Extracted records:
------------------------------------

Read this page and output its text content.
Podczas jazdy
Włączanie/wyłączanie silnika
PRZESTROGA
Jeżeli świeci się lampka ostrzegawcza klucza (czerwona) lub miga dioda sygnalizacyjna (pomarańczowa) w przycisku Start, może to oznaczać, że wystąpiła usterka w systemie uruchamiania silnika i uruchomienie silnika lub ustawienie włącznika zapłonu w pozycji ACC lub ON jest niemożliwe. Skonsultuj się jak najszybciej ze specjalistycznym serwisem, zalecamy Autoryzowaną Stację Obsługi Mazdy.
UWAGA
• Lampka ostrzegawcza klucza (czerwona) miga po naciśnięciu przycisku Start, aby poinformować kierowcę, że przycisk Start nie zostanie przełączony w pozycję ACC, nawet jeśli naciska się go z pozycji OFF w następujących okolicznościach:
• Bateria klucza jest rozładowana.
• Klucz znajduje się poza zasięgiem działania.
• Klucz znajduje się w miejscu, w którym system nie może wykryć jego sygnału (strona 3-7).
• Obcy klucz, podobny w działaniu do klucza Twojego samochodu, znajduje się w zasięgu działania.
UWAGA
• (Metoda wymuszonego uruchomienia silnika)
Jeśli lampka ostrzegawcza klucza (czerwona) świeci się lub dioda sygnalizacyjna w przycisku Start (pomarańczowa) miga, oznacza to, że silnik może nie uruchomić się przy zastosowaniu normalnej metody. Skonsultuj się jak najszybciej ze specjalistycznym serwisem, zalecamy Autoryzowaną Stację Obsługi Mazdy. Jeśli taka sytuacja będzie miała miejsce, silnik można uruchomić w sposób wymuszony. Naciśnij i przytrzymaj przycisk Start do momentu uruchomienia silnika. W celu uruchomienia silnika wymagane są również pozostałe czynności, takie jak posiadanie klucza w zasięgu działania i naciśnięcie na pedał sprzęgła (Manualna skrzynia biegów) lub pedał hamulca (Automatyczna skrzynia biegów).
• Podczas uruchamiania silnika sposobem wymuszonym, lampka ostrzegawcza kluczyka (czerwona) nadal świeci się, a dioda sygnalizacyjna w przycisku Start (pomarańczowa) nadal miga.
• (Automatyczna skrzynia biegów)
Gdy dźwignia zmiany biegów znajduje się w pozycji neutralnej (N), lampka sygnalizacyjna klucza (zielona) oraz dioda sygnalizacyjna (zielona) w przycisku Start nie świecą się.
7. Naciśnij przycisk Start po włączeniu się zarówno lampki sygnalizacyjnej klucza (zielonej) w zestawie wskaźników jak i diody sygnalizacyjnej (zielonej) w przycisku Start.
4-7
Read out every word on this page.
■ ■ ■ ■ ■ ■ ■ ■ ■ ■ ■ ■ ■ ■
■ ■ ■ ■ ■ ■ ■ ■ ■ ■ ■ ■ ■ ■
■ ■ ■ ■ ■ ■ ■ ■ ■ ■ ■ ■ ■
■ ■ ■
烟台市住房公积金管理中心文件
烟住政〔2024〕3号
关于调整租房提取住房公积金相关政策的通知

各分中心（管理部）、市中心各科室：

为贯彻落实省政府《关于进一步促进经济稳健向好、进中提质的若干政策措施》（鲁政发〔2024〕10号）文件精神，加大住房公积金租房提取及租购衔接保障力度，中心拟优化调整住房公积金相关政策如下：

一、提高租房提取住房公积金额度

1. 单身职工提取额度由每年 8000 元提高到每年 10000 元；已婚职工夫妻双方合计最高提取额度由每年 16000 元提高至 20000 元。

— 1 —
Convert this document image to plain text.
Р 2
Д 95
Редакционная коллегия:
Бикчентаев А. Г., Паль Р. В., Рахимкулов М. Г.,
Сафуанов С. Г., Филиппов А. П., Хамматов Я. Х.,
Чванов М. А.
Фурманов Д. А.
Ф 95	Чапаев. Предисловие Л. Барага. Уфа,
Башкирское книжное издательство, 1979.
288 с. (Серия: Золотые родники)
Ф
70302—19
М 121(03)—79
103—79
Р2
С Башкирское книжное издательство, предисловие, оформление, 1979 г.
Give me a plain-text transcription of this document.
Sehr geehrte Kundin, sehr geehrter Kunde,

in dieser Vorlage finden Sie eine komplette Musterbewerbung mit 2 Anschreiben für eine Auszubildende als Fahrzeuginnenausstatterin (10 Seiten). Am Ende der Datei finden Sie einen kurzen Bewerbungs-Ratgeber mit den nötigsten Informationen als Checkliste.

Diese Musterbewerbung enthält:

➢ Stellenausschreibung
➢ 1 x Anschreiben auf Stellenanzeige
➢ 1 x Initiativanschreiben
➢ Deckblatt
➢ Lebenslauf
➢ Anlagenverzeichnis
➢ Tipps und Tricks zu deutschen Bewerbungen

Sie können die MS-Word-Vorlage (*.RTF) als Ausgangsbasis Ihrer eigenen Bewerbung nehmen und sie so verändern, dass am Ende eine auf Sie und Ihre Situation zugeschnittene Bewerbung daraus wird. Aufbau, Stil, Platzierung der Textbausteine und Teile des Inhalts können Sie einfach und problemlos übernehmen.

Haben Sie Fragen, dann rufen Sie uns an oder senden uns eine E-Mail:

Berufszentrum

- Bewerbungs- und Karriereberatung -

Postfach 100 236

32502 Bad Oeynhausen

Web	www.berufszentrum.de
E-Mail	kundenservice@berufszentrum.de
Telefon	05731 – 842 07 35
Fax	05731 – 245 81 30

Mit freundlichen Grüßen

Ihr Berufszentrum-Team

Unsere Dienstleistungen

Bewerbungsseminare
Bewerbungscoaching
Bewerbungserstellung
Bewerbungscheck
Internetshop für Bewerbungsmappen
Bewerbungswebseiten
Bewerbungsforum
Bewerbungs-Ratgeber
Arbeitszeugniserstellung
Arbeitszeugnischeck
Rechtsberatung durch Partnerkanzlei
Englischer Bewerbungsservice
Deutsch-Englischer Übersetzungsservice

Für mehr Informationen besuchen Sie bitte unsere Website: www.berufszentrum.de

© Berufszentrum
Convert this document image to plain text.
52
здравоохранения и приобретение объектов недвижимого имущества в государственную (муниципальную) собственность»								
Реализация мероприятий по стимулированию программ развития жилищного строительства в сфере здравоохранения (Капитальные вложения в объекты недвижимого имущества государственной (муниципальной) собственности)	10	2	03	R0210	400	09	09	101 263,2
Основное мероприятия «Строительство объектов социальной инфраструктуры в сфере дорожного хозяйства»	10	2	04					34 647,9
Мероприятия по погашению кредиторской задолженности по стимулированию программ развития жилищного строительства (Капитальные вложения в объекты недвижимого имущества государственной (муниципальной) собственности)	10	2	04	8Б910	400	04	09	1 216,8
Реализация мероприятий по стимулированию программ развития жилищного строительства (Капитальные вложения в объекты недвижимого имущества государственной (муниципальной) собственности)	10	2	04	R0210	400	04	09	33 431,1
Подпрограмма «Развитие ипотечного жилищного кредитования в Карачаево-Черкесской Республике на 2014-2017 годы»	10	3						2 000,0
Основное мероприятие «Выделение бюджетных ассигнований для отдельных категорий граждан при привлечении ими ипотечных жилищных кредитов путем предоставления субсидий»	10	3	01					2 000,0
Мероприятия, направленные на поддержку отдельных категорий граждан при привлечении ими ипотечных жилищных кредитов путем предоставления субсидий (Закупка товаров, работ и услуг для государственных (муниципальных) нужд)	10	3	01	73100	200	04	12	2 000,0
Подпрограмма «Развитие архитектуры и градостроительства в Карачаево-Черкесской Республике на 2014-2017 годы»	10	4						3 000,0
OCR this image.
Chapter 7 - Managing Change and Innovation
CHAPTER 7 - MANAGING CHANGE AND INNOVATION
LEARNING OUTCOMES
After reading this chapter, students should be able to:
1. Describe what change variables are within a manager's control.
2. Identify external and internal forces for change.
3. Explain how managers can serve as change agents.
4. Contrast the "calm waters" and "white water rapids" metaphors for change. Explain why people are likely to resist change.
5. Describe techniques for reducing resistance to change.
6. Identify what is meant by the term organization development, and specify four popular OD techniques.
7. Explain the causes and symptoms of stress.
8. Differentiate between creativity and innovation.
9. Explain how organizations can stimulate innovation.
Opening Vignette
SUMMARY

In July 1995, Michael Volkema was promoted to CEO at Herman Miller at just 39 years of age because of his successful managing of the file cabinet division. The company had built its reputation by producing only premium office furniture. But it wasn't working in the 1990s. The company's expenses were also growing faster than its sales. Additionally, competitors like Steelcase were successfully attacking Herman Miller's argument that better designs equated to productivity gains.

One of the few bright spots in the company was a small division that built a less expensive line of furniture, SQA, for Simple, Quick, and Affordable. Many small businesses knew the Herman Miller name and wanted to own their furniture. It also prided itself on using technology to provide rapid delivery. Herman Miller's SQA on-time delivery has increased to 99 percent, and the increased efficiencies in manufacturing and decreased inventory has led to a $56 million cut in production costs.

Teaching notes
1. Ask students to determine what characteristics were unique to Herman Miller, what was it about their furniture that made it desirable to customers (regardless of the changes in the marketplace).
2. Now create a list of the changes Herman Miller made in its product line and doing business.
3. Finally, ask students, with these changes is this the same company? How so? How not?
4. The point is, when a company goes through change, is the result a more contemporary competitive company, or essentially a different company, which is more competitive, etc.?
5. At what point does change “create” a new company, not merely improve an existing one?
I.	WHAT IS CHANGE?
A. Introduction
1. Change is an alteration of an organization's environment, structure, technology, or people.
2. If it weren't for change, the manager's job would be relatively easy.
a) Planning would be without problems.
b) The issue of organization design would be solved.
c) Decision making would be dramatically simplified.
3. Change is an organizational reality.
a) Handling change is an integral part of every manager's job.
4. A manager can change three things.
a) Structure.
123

------------------------------------

Instructions to follow:
Each line holding "sygnalizacyjna" must be found and copied.

Solution to this task:
Jeżeli świeci się lampka ostrzegawcza klucza (czerwona) lub miga dioda sygnalizacyjna (pomarańczowa) w przycisku Start, może to oznaczać, że wystąpiła usterka w systemie uruchamiania silnika i uruchomienie silnika lub ustawienie włącznika zapłonu w pozycji ACC lub ON jest niemożliwe. Skonsultuj się jak najszybciej ze specjalistycznym serwisem, zalecamy Autoryzowaną Stację Obsługi Mazdy.
Jeśli lampka ostrzegawcza klucza (czerwona) świeci się lub dioda sygnalizacyjna w przycisku Start (pomarańczowa) miga, oznacza to, że silnik może nie uruchomić się przy zastosowaniu normalnej metody. Skonsultuj się jak najszybciej ze specjalistycznym serwisem, zalecamy Autoryzowaną Stację Obsługi Mazdy. Jeśli taka sytuacja będzie miała miejsce, silnik można uruchomić w sposób wymuszony. Naciśnij i przytrzymaj przycisk Start do momentu uruchomienia silnika. W celu uruchomienia silnika wymagane są również pozostałe czynności, takie jak posiadanie klucza w zasięgu działania i naciśnięcie na pedał sprzęgła (Manualna skrzynia biegów) lub pedał hamulca (Automatyczna skrzynia biegów).
• Podczas uruchamiania silnika sposobem wymuszonym, lampka ostrzegawcza kluczyka (czerwona) nadal świeci się, a dioda sygnalizacyjna w przycisku Start (pomarańczowa) nadal miga.
Gdy dźwignia zmiany biegów znajduje się w pozycji neutralnej (N), lampka sygnalizacyjna klucza (zielona) oraz dioda sygnalizacyjna (zielona) w przycisku Start nie świecą się.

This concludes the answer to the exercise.